• **Exercise description**
Locate all lines with the word "Total" and copy them out.

• **Input data**

++++

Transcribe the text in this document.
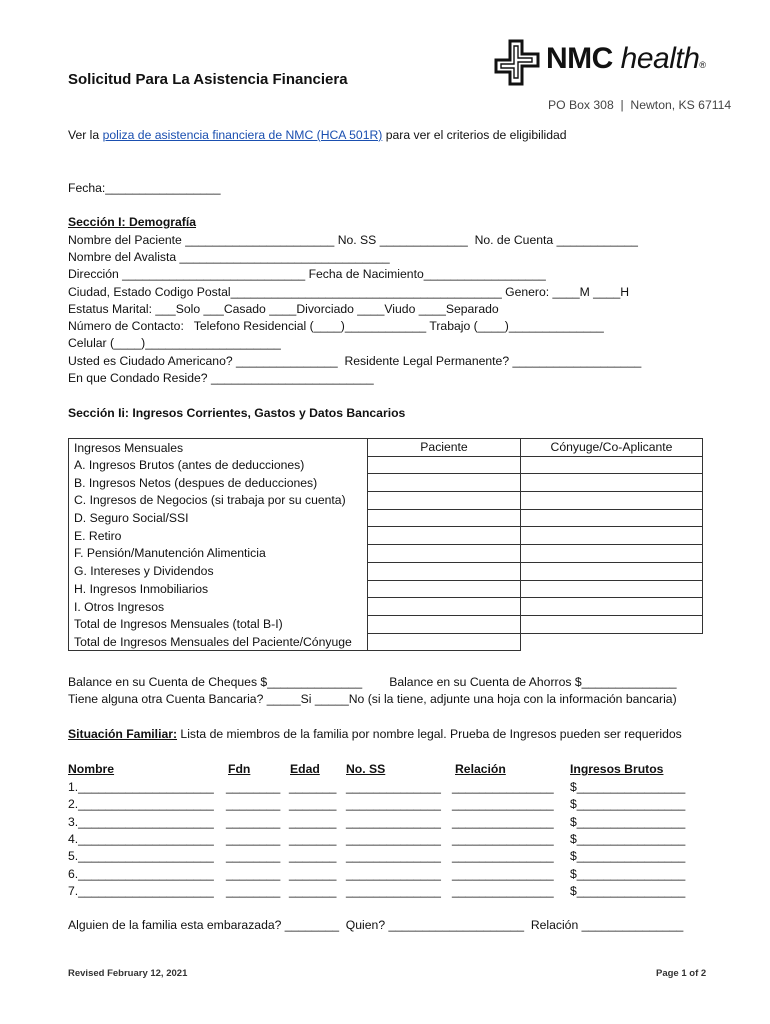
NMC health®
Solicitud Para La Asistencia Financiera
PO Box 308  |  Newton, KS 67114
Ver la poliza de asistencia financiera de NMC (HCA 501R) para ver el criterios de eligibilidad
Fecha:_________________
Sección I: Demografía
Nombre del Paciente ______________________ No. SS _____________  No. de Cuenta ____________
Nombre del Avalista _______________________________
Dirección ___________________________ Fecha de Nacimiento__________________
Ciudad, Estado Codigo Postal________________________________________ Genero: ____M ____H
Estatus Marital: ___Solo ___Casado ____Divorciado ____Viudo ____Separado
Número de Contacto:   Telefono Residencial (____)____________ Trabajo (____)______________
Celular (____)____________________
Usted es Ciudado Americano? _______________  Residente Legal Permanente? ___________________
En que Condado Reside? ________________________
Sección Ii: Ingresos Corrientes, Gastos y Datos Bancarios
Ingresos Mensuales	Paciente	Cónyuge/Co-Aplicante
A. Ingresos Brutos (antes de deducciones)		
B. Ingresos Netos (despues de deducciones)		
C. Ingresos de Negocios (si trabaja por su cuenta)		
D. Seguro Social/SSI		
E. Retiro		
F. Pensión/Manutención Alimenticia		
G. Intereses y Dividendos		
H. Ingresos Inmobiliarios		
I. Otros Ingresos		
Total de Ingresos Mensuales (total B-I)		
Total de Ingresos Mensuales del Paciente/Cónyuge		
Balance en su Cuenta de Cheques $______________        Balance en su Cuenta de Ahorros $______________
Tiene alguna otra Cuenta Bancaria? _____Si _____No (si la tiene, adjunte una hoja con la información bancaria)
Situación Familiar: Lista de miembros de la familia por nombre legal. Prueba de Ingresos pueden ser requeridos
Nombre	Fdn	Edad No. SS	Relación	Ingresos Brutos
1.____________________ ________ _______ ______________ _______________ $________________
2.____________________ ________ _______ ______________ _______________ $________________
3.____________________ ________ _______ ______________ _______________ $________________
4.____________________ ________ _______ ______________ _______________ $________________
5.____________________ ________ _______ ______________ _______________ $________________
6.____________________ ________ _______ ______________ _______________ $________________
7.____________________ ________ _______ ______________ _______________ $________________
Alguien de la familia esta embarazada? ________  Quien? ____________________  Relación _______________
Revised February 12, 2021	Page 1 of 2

++++

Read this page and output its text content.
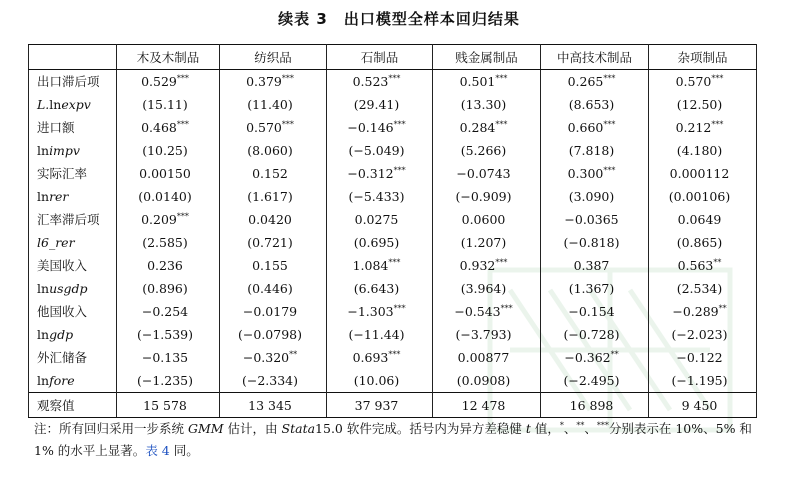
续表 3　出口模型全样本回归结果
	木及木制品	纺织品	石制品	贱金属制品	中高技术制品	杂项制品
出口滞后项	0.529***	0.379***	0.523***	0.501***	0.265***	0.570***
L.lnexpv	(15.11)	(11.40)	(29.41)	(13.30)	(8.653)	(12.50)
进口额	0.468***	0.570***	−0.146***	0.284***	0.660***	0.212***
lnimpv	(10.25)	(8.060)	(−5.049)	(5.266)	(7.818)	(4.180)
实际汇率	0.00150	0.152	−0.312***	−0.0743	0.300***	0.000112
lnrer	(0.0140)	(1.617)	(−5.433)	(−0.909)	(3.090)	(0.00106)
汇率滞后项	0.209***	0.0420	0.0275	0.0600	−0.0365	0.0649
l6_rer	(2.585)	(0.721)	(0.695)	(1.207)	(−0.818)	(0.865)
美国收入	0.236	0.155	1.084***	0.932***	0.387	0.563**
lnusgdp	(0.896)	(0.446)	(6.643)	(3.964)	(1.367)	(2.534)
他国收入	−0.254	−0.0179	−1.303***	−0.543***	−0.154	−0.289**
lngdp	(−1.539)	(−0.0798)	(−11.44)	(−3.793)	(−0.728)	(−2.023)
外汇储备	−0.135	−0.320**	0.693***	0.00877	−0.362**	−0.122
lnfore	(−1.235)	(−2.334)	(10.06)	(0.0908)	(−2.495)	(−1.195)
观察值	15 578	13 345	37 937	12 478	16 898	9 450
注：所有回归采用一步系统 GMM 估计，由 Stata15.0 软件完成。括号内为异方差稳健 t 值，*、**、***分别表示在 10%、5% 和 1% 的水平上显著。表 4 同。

++++

• **Task solution**
Total de Ingresos Mensuales (total B-I)		
Total de Ingresos Mensuales del Paciente/Cónyuge		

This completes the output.